> **Written problem**: Repeat each record exactly as written, and drop any images.
□ □ □ □ □ □ □
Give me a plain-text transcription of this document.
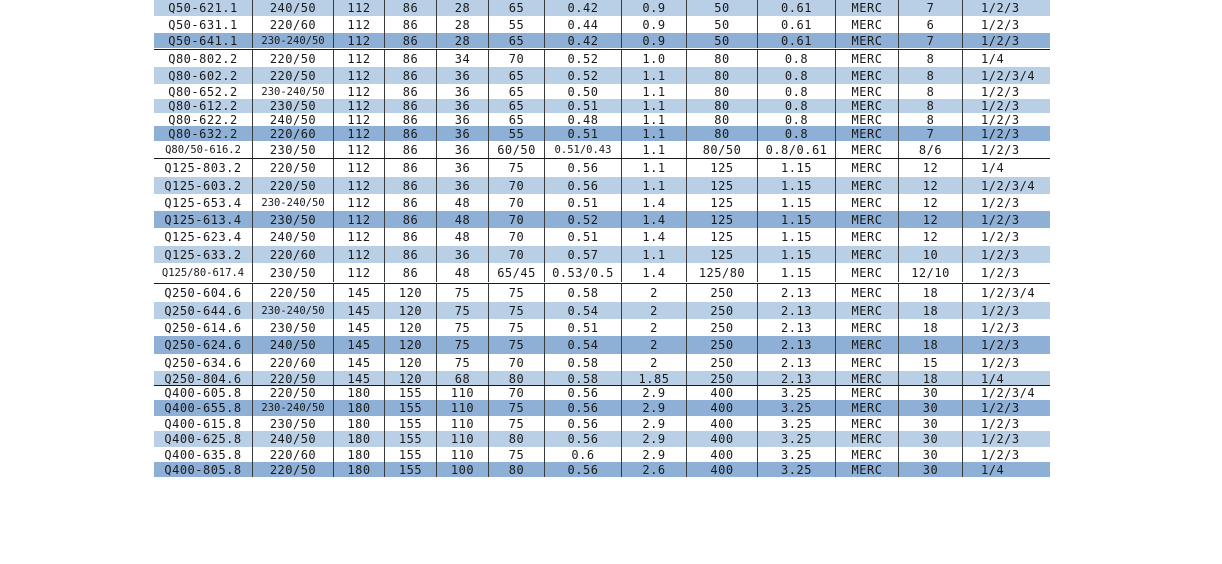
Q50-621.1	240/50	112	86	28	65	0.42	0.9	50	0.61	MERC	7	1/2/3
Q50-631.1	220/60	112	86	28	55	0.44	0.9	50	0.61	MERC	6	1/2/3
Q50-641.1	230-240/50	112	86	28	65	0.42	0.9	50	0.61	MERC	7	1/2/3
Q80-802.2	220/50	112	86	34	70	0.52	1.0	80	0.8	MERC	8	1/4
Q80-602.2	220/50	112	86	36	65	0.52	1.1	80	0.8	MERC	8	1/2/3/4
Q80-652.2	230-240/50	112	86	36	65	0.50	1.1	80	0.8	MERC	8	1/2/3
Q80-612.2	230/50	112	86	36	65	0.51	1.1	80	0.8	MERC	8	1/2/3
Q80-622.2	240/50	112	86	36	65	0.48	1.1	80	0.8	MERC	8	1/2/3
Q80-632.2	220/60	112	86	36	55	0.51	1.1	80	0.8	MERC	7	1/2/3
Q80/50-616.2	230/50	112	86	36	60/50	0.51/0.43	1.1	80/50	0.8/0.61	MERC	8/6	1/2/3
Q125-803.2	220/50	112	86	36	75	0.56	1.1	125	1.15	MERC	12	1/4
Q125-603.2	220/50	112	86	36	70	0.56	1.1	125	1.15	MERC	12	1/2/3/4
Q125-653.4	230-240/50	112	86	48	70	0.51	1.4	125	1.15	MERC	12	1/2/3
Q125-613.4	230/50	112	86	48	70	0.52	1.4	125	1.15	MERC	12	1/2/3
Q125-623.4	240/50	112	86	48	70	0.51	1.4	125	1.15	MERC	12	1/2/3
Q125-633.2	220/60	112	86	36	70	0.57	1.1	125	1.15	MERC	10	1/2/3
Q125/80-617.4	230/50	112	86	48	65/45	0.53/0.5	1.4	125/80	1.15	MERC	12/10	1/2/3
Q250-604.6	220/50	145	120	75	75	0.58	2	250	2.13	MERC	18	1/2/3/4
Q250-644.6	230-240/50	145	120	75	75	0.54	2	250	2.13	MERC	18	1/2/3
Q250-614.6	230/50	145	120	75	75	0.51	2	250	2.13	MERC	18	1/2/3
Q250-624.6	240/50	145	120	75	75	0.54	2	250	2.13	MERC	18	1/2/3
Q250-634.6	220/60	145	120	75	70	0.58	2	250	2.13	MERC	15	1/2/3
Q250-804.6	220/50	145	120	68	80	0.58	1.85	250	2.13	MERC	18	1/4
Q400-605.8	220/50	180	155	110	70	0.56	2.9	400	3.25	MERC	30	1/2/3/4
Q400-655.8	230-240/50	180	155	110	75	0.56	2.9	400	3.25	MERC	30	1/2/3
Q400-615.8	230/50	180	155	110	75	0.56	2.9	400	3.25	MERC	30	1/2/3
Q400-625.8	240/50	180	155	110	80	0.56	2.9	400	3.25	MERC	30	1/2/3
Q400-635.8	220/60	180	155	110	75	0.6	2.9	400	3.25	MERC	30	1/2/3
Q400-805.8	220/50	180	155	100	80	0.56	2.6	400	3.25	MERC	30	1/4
□ □ □ □ □ □ □
> **Written answer**:
Give me a plain-text transcription of this document.
Q50-621.1	240/50	112	86	28	65	0.42	0.9	50	0.61	MERC	7	1/2/3
Q50-631.1	220/60	112	86	28	55	0.44	0.9	50	0.61	MERC	6	1/2/3
Q50-641.1	230-240/50	112	86	28	65	0.42	0.9	50	0.61	MERC	7	1/2/3
Q80-802.2	220/50	112	86	34	70	0.52	1.0	80	0.8	MERC	8	1/4
Q80-602.2	220/50	112	86	36	65	0.52	1.1	80	0.8	MERC	8	1/2/3/4
Q80-652.2	230-240/50	112	86	36	65	0.50	1.1	80	0.8	MERC	8	1/2/3
Q80-612.2	230/50	112	86	36	65	0.51	1.1	80	0.8	MERC	8	1/2/3
Q80-622.2	240/50	112	86	36	65	0.48	1.1	80	0.8	MERC	8	1/2/3
Q80-632.2	220/60	112	86	36	55	0.51	1.1	80	0.8	MERC	7	1/2/3
Q80/50-616.2	230/50	112	86	36	60/50	0.51/0.43	1.1	80/50	0.8/0.61	MERC	8/6	1/2/3
Q125-803.2	220/50	112	86	36	75	0.56	1.1	125	1.15	MERC	12	1/4
Q125-603.2	220/50	112	86	36	70	0.56	1.1	125	1.15	MERC	12	1/2/3/4
Q125-653.4	230-240/50	112	86	48	70	0.51	1.4	125	1.15	MERC	12	1/2/3
Q125-613.4	230/50	112	86	48	70	0.52	1.4	125	1.15	MERC	12	1/2/3
Q125-623.4	240/50	112	86	48	70	0.51	1.4	125	1.15	MERC	12	1/2/3
Q125-633.2	220/60	112	86	36	70	0.57	1.1	125	1.15	MERC	10	1/2/3
Q125/80-617.4	230/50	112	86	48	65/45	0.53/0.5	1.4	125/80	1.15	MERC	12/10	1/2/3
Q250-604.6	220/50	145	120	75	75	0.58	2	250	2.13	MERC	18	1/2/3/4
Q250-644.6	230-240/50	145	120	75	75	0.54	2	250	2.13	MERC	18	1/2/3
Q250-614.6	230/50	145	120	75	75	0.51	2	250	2.13	MERC	18	1/2/3
Q250-624.6	240/50	145	120	75	75	0.54	2	250	2.13	MERC	18	1/2/3
Q250-634.6	220/60	145	120	75	70	0.58	2	250	2.13	MERC	15	1/2/3
Q250-804.6	220/50	145	120	68	80	0.58	1.85	250	2.13	MERC	18	1/4
Q400-605.8	220/50	180	155	110	70	0.56	2.9	400	3.25	MERC	30	1/2/3/4
Q400-655.8	230-240/50	180	155	110	75	0.56	2.9	400	3.25	MERC	30	1/2/3
Q400-615.8	230/50	180	155	110	75	0.56	2.9	400	3.25	MERC	30	1/2/3
Q400-625.8	240/50	180	155	110	80	0.56	2.9	400	3.25	MERC	30	1/2/3
Q400-635.8	220/60	180	155	110	75	0.6	2.9	400	3.25	MERC	30	1/2/3
Q400-805.8	220/50	180	155	100	80	0.56	2.6	400	3.25	MERC	30	1/4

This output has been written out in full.